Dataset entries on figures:
══════════

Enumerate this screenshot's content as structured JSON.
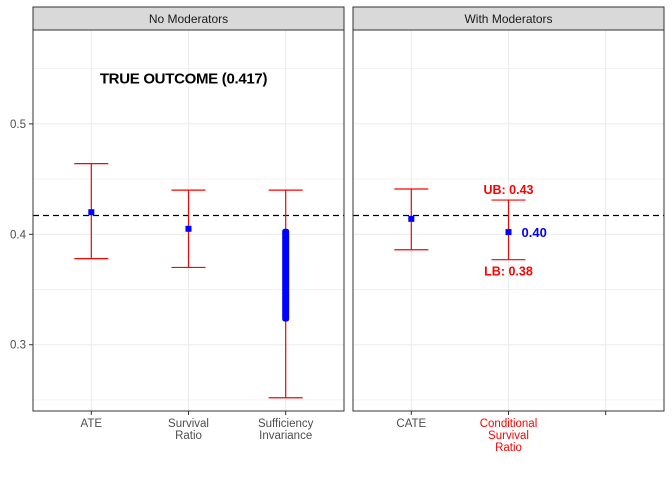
{
  "chart_data": {
    "type": "errorbar",
    "ylim": [
      0.24,
      0.585
    ],
    "y_ticks": [
      0.3,
      0.4,
      0.5
    ],
    "y_tick_labels": [
      "0.3",
      "0.4",
      "0.5"
    ],
    "reference_line": {
      "value": 0.417,
      "style": "dashed"
    },
    "colors": {
      "point": "#0000ff",
      "errorbar": "#ff0000",
      "highlight_label": "#ff0000",
      "value_label": "#0000ff",
      "strip_bg": "#d9d9d9",
      "grid": "#ebebeb"
    },
    "panels": [
      {
        "strip": "No Moderators",
        "categories": [
          "ATE",
          "Survival\nRatio",
          "Sufficiency\nInvariance"
        ],
        "category_colors": [
          "#4d4d4d",
          "#4d4d4d",
          "#4d4d4d"
        ],
        "points": [
          {
            "category": 0,
            "estimate": 0.42,
            "lower": 0.378,
            "upper": 0.464
          },
          {
            "category": 1,
            "estimate": 0.405,
            "lower": 0.37,
            "upper": 0.44
          },
          {
            "category": 2,
            "estimate_range": [
              0.321,
              0.405
            ],
            "lower": 0.252,
            "upper": 0.44
          }
        ],
        "annotation": "TRUE OUTCOME (0.417)"
      },
      {
        "strip": "With Moderators",
        "categories": [
          "CATE",
          "Conditional\nSurvival\nRatio",
          ""
        ],
        "category_colors": [
          "#4d4d4d",
          "#ff0000",
          "#4d4d4d"
        ],
        "points": [
          {
            "category": 0,
            "estimate": 0.414,
            "lower": 0.386,
            "upper": 0.441
          },
          {
            "category": 1,
            "estimate": 0.402,
            "lower": 0.377,
            "upper": 0.431
          }
        ],
        "labels": {
          "upper": "UB: 0.43",
          "lower": "LB: 0.38",
          "estimate": "0.40"
        }
      }
    ]
  }
}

══════════

What to do>
Copy out all of the data word for word. Do not carry over any picture.

Solution for this problem>
Enumerate this screenshot's content as structured JSON.
{
  "chart_data": {
    "type": "errorbar",
    "ylim": [
      0.24,
      0.585
    ],
    "y_ticks": [
      0.3,
      0.4,
      0.5
    ],
    "y_tick_labels": [
      "0.3",
      "0.4",
      "0.5"
    ],
    "reference_line": {
      "value": 0.417,
      "style": "dashed"
    },
    "colors": {
      "point": "#0000ff",
      "errorbar": "#ff0000",
      "highlight_label": "#ff0000",
      "value_label": "#0000ff",
      "strip_bg": "#d9d9d9",
      "grid": "#ebebeb"
    },
    "panels": [
      {
        "strip": "No Moderators",
        "categories": [
          "ATE",
          "Survival\nRatio",
          "Sufficiency\nInvariance"
        ],
        "category_colors": [
          "#4d4d4d",
          "#4d4d4d",
          "#4d4d4d"
        ],
        "points": [
          {
            "category": 0,
            "estimate": 0.42,
            "lower": 0.378,
            "upper": 0.464
          },
          {
            "category": 1,
            "estimate": 0.405,
            "lower": 0.37,
            "upper": 0.44
          },
          {
            "category": 2,
            "estimate_range": [
              0.321,
              0.405
            ],
            "lower": 0.252,
            "upper": 0.44
          }
        ],
        "annotation": "TRUE OUTCOME (0.417)"
      },
      {
        "strip": "With Moderators",
        "categories": [
          "CATE",
          "Conditional\nSurvival\nRatio",
          ""
        ],
        "category_colors": [
          "#4d4d4d",
          "#ff0000",
          "#4d4d4d"
        ],
        "points": [
          {
            "category": 0,
            "estimate": 0.414,
            "lower": 0.386,
            "upper": 0.441
          },
          {
            "category": 1,
            "estimate": 0.402,
            "lower": 0.377,
            "upper": 0.431
          }
        ],
        "labels": {
          "upper": "UB: 0.43",
          "lower": "LB: 0.38",
          "estimate": "0.40"
        }
      }
    ]
  }
}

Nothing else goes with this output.